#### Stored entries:

__________________________________________________

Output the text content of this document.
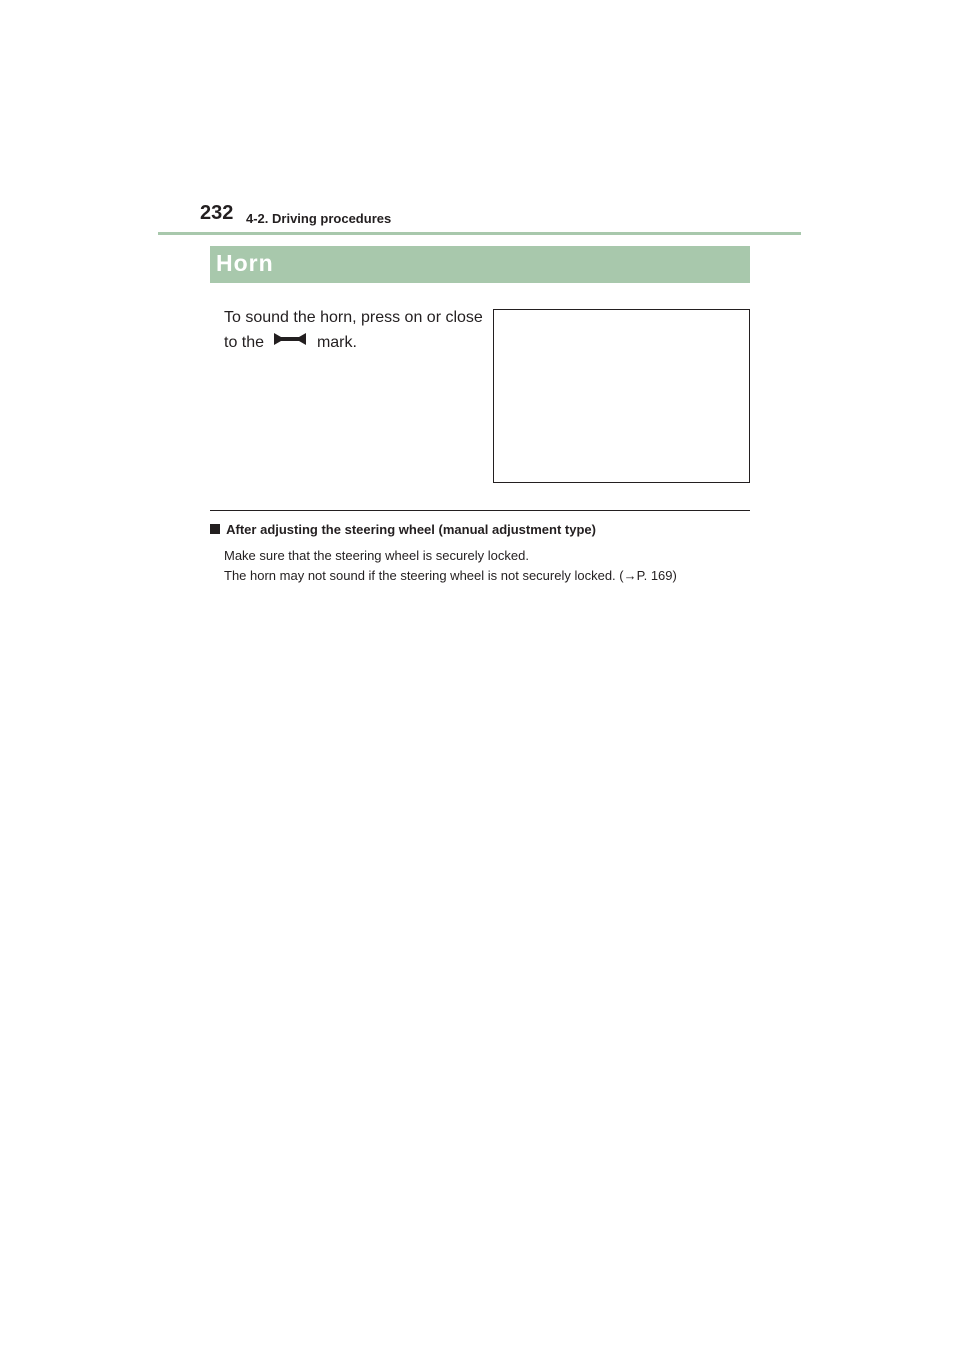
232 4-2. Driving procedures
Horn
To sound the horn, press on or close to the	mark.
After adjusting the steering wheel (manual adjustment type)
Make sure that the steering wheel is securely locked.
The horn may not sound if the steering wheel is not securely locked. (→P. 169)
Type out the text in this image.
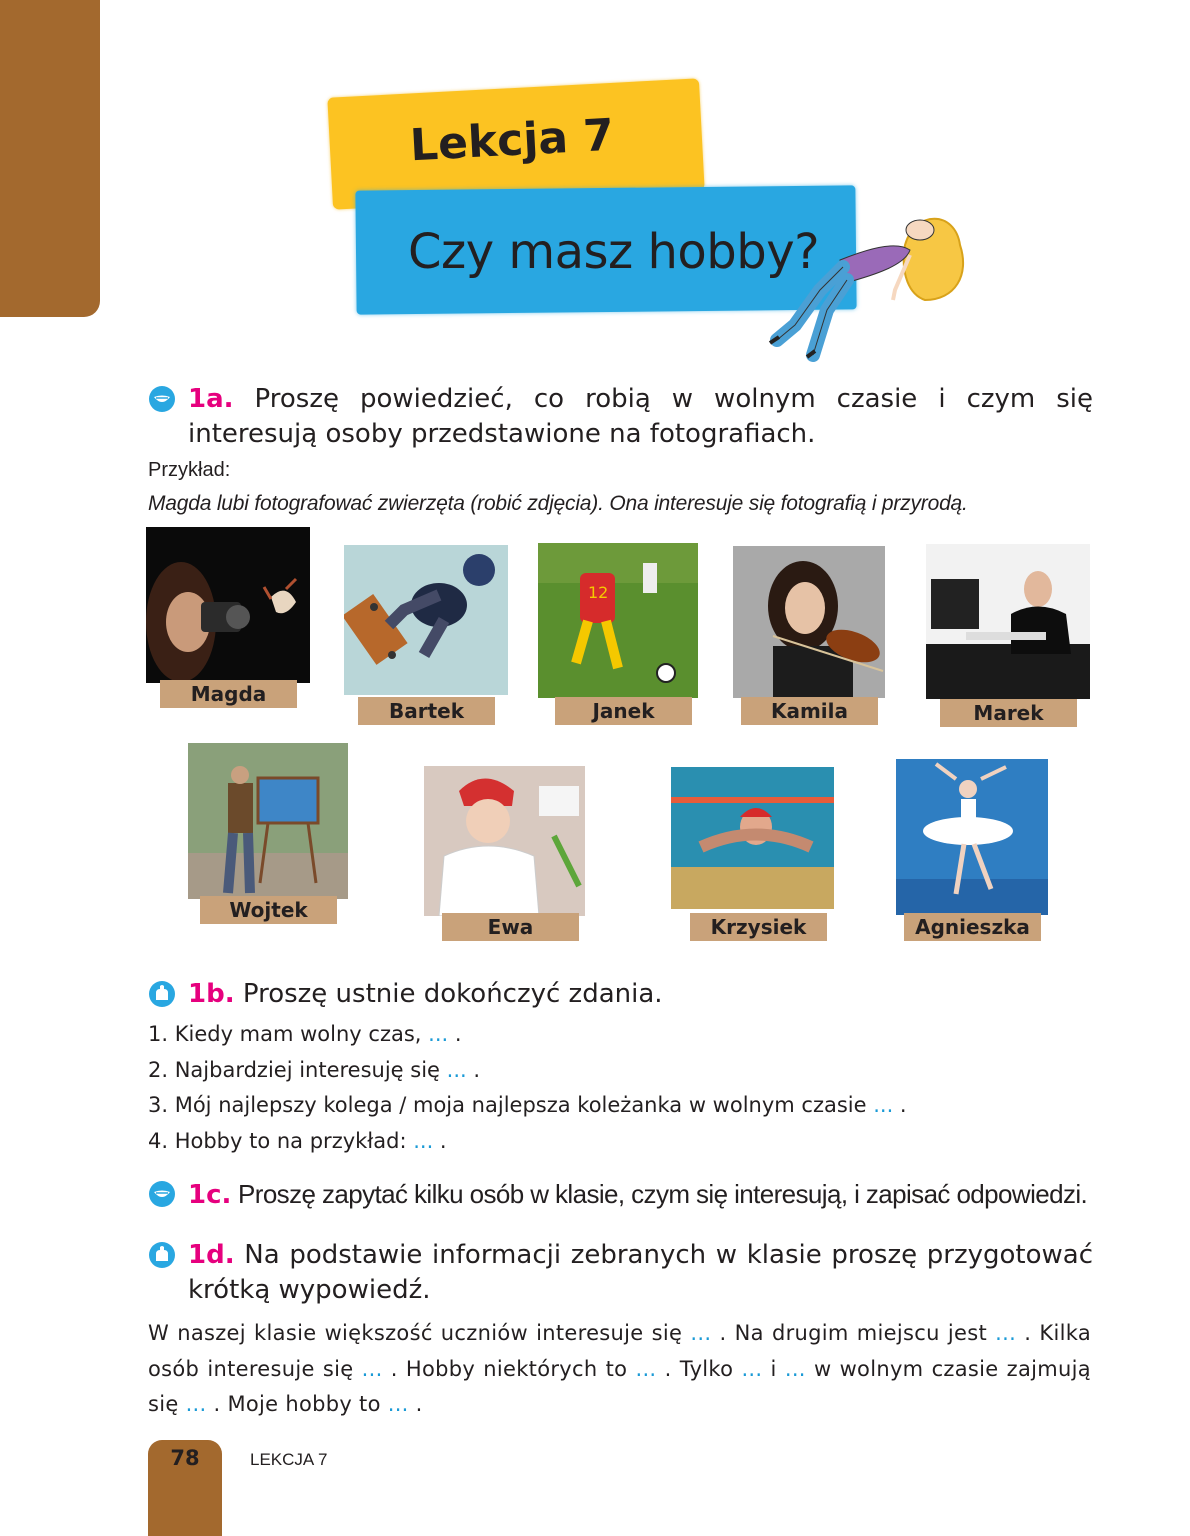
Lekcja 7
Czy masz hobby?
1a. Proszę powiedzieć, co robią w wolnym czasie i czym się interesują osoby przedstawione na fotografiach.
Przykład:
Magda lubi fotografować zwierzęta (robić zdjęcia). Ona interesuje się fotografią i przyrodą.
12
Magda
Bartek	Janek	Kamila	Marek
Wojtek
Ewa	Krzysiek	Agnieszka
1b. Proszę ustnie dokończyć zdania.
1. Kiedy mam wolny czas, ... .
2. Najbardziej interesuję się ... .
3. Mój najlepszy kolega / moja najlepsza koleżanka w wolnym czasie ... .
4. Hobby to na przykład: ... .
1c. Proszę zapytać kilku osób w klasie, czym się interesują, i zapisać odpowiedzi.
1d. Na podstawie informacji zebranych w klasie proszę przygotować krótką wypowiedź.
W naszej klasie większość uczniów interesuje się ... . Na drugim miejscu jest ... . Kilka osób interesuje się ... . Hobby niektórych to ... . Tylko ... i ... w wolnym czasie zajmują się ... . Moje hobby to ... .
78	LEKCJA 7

__________________________________________________

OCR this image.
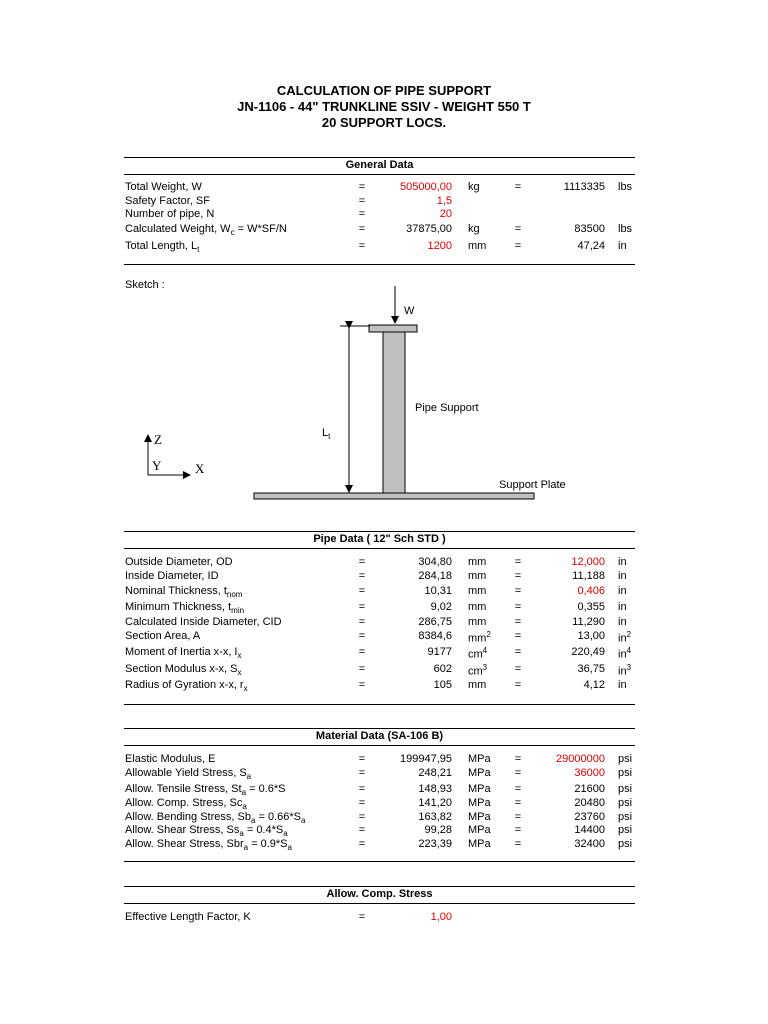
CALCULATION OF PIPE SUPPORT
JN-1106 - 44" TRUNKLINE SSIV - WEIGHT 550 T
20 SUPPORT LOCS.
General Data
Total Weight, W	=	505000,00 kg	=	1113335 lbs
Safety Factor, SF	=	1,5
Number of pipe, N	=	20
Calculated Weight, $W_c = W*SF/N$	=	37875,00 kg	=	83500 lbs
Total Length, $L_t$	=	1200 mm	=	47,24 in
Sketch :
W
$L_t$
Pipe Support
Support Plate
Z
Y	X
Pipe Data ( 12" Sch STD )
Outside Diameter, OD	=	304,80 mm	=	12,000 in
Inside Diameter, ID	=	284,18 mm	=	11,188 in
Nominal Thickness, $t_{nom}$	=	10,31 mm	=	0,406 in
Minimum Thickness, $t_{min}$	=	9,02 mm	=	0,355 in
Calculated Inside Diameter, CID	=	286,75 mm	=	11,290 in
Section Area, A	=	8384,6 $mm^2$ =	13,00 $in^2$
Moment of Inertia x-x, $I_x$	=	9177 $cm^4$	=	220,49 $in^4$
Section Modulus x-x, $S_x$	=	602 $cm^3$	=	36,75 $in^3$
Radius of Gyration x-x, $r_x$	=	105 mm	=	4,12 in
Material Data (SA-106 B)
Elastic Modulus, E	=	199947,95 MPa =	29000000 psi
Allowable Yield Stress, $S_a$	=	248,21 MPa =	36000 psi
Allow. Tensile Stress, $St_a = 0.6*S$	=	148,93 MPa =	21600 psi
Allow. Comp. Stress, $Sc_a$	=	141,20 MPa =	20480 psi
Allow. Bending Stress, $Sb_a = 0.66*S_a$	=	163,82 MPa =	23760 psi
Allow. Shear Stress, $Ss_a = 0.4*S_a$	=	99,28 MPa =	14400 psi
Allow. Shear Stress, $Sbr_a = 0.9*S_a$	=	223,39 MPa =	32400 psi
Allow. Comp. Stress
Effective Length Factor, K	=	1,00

__________________________________________________

#### EXERCISE:
Show, from the listing above, each line that contains the word "wheel".

#### TASK SOLUTION:
After adjusting the steering wheel (manual adjustment type)
Make sure that the steering wheel is securely locked.
The horn may not sound if the steering wheel is not securely locked. (→P. 169)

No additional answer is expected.